What this task involves :: Go through the material below and copy each line where the word "have" appears.

[Data listing]
==========
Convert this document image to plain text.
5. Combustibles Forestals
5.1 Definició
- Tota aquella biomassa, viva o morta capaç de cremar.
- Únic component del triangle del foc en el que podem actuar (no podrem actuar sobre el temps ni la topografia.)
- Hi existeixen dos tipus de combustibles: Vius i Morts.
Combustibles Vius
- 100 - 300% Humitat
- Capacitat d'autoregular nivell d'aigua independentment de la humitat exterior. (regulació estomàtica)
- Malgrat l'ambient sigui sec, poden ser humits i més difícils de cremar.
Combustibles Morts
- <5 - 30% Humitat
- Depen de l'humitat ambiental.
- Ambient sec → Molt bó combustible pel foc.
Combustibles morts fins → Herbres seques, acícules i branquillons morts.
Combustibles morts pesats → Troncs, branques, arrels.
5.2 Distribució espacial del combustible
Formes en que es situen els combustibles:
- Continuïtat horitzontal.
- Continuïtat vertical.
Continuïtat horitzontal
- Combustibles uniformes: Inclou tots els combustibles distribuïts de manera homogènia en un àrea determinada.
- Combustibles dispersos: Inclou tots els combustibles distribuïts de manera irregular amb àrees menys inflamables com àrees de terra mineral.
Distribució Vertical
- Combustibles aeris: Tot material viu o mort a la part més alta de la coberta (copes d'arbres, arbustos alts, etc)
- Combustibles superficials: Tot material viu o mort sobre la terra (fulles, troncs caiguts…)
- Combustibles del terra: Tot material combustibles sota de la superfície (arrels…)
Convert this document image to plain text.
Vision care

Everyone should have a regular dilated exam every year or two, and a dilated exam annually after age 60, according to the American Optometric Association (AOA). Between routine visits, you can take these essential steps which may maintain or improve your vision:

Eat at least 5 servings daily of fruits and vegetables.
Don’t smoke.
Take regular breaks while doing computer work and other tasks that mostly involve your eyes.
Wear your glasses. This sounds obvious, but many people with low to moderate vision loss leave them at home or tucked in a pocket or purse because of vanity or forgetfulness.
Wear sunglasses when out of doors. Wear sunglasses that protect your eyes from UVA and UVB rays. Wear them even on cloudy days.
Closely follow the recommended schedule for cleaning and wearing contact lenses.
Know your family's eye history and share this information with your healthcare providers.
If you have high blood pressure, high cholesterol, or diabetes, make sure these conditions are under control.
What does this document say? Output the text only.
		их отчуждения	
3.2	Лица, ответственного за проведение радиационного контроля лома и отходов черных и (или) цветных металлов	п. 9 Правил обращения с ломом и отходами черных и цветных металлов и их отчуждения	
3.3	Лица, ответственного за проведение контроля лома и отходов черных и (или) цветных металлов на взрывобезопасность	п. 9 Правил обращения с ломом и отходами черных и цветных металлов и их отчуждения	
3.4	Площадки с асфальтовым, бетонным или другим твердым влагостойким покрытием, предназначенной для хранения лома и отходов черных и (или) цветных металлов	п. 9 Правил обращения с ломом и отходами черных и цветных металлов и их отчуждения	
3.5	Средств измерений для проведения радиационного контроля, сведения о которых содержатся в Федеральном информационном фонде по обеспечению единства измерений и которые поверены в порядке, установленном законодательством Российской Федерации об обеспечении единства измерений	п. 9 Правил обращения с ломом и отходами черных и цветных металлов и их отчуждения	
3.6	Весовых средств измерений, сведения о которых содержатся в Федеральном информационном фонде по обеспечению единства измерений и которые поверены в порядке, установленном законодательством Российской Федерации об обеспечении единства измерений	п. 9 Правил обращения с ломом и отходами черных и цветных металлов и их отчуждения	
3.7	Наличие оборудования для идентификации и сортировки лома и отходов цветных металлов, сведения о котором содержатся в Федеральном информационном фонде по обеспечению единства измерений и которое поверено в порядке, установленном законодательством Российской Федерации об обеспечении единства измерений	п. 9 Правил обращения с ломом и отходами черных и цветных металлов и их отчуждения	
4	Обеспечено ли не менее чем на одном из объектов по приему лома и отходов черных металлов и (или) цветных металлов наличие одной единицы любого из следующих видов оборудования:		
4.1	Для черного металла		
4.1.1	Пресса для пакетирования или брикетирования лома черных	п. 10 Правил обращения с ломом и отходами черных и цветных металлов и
==========
Full output ::
Everyone should have a regular dilated exam every year or two, and a dilated exam annually after age 60, according to the American Optometric Association (AOA). Between routine visits, you can take these essential steps which may maintain or improve your vision:
If you have high blood pressure, high cholesterol, or diabetes, make sure these conditions are under control.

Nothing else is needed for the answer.